== Region annotation records ==
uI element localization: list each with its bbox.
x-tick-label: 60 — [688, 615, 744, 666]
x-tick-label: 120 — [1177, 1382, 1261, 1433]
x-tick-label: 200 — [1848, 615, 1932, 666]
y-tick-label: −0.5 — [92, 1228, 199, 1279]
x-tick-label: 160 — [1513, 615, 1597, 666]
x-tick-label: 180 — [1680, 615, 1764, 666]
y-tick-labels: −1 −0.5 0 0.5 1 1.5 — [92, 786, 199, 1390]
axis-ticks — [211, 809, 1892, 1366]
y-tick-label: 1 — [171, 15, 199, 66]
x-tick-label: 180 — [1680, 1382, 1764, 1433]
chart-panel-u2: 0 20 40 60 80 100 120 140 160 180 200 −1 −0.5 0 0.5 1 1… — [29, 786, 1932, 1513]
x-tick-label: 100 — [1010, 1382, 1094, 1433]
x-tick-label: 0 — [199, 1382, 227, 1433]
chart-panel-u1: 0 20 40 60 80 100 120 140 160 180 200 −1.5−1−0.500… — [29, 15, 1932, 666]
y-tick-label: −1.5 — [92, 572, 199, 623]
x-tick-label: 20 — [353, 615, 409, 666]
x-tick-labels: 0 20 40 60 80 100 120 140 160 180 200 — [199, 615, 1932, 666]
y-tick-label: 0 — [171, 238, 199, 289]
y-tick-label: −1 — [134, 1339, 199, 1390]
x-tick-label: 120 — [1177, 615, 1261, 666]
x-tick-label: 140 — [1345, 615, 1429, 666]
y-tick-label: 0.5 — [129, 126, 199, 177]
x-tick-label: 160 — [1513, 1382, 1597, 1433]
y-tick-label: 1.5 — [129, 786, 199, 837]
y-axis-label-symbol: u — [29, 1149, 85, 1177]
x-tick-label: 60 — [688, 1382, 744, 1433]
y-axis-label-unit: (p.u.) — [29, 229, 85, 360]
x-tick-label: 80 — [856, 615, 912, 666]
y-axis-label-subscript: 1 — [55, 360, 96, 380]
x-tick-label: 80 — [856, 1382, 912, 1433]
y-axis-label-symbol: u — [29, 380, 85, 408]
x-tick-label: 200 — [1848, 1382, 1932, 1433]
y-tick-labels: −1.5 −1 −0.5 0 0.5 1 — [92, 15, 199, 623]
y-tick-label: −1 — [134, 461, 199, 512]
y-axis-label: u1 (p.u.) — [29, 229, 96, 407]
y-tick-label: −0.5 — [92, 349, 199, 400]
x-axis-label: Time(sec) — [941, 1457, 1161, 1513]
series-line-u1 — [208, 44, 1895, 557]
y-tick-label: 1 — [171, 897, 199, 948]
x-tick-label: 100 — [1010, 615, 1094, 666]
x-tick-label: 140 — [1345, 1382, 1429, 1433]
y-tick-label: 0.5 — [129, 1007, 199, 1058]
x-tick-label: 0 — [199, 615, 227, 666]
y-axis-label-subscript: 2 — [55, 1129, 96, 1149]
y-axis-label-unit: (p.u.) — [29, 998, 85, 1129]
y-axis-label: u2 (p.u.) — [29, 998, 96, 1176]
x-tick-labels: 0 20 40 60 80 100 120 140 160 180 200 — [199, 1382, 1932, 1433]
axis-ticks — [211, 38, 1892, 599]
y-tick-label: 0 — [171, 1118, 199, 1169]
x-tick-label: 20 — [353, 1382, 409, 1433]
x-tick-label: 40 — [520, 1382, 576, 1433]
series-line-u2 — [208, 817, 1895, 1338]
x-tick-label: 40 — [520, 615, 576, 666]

== TASK BRIEF ==
Arrange every line of the listing above as a numbered list, leaving out any blank lines.

== WRITTEN RESPONSE ==
1. uI element localization: list each with its bbox.
2. x-tick-label: 60 — [688, 615, 744, 666]
3. x-tick-label: 120 — [1177, 1382, 1261, 1433]
4. x-tick-label: 200 — [1848, 615, 1932, 666]
5. y-tick-label: −0.5 — [92, 1228, 199, 1279]
6. x-tick-label: 160 — [1513, 615, 1597, 666]
7. x-tick-label: 180 — [1680, 615, 1764, 666]
8. y-tick-labels: −1 −0.5 0 0.5 1 1.5 — [92, 786, 199, 1390]
9. axis-ticks — [211, 809, 1892, 1366]
10. y-tick-label: 1 — [171, 15, 199, 66]
11. x-tick-label: 180 — [1680, 1382, 1764, 1433]
12. chart-panel-u2: 0 20 40 60 80 100 120 140 160 180 200 −1 −0.5 0 0.5 1 1… — [29, 786, 1932, 1513]
13. x-tick-label: 100 — [1010, 1382, 1094, 1433]
14. x-tick-label: 0 — [199, 1382, 227, 1433]
15. chart-panel-u1: 0 20 40 60 80 100 120 140 160 180 200 −1.5−1−0.500… — [29, 15, 1932, 666]
16. y-tick-label: −1.5 — [92, 572, 199, 623]
17. x-tick-label: 20 — [353, 615, 409, 666]
18. x-tick-labels: 0 20 40 60 80 100 120 140 160 180 200 — [199, 615, 1932, 666]
19. y-tick-label: 0 — [171, 238, 199, 289]
20. y-tick-label: −1 — [134, 1339, 199, 1390]
21. x-tick-label: 120 — [1177, 615, 1261, 666]
22. x-tick-label: 140 — [1345, 615, 1429, 666]
23. y-tick-label: 0.5 — [129, 126, 199, 177]
24. x-tick-label: 160 — [1513, 1382, 1597, 1433]
25. y-tick-label: 1.5 — [129, 786, 199, 837]
26. y-axis-label-symbol: u — [29, 1149, 85, 1177]
27. x-tick-label: 60 — [688, 1382, 744, 1433]
28. y-axis-label-unit: (p.u.) — [29, 229, 85, 360]
29. x-tick-label: 80 — [856, 615, 912, 666]
30. y-axis-label-subscript: 1 — [55, 360, 96, 380]
31. x-tick-label: 80 — [856, 1382, 912, 1433]
32. y-axis-label-symbol: u — [29, 380, 85, 408]
33. x-tick-label: 200 — [1848, 1382, 1932, 1433]
34. y-tick-labels: −1.5 −1 −0.5 0 0.5 1 — [92, 15, 199, 623]
35. y-tick-label: −1 — [134, 461, 199, 512]
36. y-axis-label: u1 (p.u.) — [29, 229, 96, 407]
37. y-tick-label: −0.5 — [92, 349, 199, 400]
38. x-axis-label: Time(sec) — [941, 1457, 1161, 1513]
39. series-line-u1 — [208, 44, 1895, 557]
40. y-tick-label: 1 — [171, 897, 199, 948]
41. x-tick-label: 100 — [1010, 615, 1094, 666]
42. x-tick-label: 140 — [1345, 1382, 1429, 1433]
43. y-tick-label: 0.5 — [129, 1007, 199, 1058]
44. x-tick-label: 0 — [199, 615, 227, 666]
45. y-axis-label-subscript: 2 — [55, 1129, 96, 1149]
46. y-axis-label-unit: (p.u.) — [29, 998, 85, 1129]
47. y-axis-label: u2 (p.u.) — [29, 998, 96, 1176]
48. x-tick-labels: 0 20 40 60 80 100 120 140 160 180 200 — [199, 1382, 1932, 1433]
49. axis-ticks — [211, 38, 1892, 599]
50. y-tick-label: 0 — [171, 1118, 199, 1169]
51. x-tick-label: 20 — [353, 1382, 409, 1433]
52. x-tick-label: 40 — [520, 1382, 576, 1433]
53. series-line-u2 — [208, 817, 1895, 1338]
54. x-tick-label: 40 — [520, 615, 576, 666]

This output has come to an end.